• [GIVEN TASK]: Find the word "structured" in the records below. List each line containing it.

• [Dataset records]:
· · ·

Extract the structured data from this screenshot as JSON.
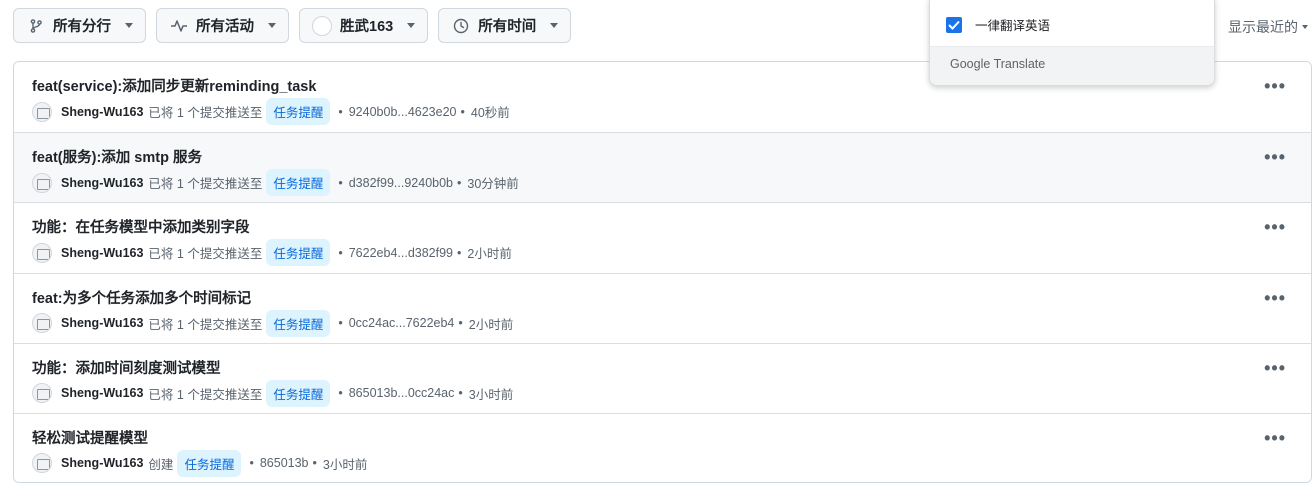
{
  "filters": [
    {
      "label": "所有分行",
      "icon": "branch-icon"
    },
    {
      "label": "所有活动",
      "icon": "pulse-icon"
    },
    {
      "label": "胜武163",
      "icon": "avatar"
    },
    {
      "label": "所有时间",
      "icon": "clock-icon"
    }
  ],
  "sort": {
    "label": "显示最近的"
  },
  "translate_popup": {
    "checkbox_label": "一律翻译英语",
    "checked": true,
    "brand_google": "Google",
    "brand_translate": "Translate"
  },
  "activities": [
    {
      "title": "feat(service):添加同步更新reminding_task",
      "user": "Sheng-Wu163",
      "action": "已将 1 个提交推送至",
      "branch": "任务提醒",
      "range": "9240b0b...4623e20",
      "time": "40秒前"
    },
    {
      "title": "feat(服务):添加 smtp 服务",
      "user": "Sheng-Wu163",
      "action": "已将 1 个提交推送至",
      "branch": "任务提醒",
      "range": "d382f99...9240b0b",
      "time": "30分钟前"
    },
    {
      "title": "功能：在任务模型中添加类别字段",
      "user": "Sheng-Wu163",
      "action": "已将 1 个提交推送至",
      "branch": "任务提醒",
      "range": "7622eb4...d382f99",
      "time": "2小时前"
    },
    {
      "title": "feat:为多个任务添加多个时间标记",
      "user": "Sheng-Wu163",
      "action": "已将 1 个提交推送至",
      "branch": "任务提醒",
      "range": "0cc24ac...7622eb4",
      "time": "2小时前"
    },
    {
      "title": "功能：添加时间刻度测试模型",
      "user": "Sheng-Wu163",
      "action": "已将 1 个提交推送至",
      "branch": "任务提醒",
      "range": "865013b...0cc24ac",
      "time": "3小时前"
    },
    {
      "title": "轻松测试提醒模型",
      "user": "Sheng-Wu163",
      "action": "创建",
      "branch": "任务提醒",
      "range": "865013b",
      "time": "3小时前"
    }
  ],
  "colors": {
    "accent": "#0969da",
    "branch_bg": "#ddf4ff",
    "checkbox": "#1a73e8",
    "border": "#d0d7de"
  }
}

· · ·

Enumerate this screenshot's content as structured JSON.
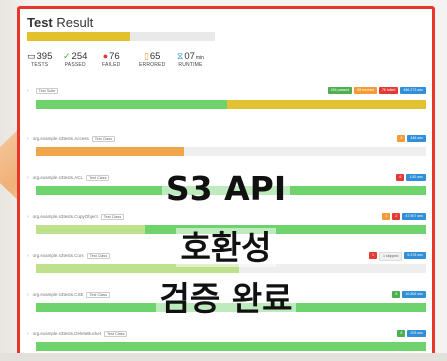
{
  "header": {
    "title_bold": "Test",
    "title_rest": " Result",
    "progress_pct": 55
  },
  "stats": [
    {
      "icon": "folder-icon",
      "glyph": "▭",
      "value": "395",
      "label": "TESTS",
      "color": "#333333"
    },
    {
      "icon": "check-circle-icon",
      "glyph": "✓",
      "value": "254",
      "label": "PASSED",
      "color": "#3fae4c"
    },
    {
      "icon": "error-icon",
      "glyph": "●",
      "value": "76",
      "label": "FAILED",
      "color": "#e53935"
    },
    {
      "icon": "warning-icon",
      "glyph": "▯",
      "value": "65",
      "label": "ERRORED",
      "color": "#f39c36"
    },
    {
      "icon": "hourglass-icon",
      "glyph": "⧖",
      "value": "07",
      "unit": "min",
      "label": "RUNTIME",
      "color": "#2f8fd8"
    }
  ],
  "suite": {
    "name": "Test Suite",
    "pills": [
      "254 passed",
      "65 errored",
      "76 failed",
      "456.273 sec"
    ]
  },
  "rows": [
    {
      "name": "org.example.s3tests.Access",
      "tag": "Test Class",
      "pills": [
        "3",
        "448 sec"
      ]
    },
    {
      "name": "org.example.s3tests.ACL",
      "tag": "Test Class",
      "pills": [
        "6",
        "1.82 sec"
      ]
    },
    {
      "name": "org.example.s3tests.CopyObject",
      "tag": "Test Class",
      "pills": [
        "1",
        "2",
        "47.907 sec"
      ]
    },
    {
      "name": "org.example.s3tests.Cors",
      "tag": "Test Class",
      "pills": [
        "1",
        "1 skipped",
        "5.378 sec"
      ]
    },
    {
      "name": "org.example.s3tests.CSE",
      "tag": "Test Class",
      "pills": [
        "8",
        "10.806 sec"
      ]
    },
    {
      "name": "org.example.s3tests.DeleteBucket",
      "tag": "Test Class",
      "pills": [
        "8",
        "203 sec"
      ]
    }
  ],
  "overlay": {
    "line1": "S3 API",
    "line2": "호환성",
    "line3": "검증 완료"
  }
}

· · ·

• [THE RESPONSE]:
Extract the structured data from this screenshot as JSON.
Enumerate this screenshot's content as structured JSON.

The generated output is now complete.